Provided material
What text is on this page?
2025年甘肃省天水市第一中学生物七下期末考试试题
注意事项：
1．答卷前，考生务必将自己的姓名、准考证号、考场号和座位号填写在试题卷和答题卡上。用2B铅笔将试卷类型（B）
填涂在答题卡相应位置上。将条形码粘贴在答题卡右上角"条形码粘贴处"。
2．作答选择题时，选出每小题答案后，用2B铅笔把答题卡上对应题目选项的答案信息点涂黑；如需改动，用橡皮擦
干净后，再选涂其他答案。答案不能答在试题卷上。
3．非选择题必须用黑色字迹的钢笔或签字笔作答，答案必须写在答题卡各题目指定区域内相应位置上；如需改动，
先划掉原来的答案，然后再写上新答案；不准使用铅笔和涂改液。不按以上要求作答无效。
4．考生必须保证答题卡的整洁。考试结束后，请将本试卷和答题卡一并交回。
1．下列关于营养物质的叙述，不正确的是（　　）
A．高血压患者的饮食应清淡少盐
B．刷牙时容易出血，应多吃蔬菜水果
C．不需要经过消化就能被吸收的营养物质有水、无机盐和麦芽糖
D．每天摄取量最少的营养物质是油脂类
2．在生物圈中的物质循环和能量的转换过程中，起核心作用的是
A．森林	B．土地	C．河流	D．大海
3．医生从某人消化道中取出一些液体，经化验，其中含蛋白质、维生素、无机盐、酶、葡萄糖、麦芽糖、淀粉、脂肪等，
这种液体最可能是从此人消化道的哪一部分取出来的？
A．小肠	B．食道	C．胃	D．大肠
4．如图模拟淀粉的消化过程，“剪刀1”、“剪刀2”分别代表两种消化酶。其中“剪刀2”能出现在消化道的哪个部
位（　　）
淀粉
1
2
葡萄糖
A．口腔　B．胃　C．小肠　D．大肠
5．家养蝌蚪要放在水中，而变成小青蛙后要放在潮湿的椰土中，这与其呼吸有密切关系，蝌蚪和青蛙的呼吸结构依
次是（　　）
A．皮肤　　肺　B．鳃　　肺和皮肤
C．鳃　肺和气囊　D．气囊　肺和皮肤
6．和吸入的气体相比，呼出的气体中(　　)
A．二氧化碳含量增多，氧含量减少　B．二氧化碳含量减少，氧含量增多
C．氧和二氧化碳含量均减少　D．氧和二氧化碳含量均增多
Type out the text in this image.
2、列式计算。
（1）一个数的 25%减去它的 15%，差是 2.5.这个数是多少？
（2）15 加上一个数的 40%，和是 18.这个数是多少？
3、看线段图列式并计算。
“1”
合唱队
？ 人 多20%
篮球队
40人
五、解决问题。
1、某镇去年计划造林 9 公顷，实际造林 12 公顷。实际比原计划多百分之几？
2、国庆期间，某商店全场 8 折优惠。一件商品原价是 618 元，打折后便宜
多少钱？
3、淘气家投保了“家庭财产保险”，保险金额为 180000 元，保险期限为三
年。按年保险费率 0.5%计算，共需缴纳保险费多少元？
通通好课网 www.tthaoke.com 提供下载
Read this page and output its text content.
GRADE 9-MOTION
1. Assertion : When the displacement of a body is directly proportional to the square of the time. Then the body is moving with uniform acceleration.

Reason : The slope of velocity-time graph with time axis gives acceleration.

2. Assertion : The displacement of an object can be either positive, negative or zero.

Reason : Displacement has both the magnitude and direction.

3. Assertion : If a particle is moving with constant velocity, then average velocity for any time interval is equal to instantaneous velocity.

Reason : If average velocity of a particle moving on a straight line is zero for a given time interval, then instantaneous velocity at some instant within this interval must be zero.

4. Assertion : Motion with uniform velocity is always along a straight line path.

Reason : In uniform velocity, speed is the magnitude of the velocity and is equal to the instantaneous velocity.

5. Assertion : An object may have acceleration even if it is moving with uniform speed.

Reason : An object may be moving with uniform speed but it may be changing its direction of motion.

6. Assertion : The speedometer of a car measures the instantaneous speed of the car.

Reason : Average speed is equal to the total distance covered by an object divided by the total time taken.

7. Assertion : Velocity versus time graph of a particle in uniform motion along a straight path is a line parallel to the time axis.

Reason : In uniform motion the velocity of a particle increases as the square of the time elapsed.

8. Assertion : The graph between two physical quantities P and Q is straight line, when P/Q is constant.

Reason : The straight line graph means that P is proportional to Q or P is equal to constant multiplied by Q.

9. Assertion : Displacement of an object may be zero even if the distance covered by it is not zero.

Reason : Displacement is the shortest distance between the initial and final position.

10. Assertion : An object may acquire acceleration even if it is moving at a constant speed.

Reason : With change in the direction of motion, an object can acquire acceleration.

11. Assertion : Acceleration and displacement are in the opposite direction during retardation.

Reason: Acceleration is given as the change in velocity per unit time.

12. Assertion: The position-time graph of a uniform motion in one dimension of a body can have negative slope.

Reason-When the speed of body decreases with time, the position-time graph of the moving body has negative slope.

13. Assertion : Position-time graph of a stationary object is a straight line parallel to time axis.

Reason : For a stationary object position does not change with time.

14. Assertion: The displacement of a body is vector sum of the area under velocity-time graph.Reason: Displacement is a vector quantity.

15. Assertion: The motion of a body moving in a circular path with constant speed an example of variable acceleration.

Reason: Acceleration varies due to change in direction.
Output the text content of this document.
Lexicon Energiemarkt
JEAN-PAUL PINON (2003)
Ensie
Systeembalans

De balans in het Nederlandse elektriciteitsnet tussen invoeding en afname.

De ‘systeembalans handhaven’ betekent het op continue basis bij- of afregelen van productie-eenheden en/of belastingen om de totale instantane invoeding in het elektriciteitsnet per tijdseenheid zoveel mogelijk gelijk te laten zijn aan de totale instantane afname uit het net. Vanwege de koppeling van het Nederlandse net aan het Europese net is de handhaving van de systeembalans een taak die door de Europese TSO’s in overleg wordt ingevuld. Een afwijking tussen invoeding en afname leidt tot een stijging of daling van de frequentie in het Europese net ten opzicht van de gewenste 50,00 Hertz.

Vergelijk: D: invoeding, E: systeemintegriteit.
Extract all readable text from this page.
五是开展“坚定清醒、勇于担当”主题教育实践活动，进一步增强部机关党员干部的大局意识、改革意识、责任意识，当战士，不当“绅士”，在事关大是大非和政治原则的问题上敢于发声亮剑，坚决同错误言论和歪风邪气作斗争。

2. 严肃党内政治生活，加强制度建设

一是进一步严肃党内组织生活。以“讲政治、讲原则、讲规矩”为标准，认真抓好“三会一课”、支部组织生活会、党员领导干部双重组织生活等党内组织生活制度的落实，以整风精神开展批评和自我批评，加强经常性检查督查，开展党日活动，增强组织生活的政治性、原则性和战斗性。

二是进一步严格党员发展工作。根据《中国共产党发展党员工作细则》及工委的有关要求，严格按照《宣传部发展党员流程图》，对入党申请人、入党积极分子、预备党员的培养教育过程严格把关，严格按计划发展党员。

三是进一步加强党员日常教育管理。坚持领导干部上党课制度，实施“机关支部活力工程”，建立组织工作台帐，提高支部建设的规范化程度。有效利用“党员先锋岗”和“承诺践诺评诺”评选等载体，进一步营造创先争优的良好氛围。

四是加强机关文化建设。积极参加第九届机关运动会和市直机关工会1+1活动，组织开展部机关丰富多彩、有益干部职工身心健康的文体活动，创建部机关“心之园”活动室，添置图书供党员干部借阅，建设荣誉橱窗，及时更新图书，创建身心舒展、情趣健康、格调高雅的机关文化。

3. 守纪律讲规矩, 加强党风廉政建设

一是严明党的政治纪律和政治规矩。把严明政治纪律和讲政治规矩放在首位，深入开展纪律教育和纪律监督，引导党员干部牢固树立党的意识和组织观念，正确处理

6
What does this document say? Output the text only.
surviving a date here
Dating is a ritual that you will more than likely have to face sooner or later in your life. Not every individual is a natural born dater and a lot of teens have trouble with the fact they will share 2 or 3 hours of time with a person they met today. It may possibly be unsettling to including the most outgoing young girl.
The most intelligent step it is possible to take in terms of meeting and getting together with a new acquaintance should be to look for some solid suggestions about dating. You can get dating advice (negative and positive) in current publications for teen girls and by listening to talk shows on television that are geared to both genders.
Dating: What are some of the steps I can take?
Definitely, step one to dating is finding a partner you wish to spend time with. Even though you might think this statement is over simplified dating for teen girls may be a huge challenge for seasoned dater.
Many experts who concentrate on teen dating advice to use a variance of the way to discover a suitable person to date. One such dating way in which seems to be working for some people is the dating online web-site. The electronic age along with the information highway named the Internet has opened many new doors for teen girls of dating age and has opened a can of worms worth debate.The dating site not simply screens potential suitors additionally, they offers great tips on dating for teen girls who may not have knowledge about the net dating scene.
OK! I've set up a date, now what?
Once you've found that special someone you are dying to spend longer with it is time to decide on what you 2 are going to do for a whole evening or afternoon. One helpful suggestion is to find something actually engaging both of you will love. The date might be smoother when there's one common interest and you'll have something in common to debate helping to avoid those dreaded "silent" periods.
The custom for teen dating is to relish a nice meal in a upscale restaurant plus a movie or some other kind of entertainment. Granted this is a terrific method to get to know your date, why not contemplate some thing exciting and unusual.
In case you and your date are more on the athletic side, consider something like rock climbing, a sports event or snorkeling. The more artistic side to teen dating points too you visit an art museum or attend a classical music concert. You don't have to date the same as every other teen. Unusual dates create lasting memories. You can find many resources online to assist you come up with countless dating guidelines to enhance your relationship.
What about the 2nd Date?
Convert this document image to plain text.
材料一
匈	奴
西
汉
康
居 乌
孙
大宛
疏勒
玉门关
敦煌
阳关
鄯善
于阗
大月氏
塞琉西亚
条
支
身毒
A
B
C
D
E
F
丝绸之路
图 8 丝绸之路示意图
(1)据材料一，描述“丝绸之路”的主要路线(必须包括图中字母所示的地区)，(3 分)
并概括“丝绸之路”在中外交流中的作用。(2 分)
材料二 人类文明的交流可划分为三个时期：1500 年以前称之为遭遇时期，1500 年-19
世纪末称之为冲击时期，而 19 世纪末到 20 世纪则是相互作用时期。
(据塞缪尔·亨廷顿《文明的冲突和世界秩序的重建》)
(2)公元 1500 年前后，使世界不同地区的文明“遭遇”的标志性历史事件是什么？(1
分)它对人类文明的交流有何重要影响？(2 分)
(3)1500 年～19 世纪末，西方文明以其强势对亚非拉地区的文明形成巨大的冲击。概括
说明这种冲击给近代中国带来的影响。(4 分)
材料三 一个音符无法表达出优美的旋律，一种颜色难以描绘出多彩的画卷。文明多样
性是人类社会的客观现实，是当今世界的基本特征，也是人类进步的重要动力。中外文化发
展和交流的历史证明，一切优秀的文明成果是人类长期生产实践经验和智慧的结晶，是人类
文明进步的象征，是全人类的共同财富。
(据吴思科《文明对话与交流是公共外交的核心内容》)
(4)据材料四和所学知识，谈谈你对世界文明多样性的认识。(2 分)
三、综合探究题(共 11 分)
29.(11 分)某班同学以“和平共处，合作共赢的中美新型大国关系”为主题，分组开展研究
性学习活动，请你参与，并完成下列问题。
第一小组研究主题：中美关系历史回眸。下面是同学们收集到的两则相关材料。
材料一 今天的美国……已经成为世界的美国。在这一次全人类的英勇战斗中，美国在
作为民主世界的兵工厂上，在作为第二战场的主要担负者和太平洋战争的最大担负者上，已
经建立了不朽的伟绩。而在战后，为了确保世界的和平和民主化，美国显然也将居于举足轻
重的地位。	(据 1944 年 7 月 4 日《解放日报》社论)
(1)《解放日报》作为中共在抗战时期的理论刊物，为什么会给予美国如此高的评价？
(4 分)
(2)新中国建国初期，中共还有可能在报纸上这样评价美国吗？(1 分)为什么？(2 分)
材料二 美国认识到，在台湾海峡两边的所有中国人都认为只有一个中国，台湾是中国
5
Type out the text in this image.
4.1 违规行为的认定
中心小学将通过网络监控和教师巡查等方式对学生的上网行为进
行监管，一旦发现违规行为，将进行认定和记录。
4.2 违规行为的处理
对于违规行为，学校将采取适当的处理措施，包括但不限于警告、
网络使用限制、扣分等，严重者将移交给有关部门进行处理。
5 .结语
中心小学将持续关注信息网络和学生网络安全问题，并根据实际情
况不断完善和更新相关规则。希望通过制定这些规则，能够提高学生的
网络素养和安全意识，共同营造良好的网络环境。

What you have to do
Give the count of lines in the listing above that include "change", with no other words.

Response to the exercise
4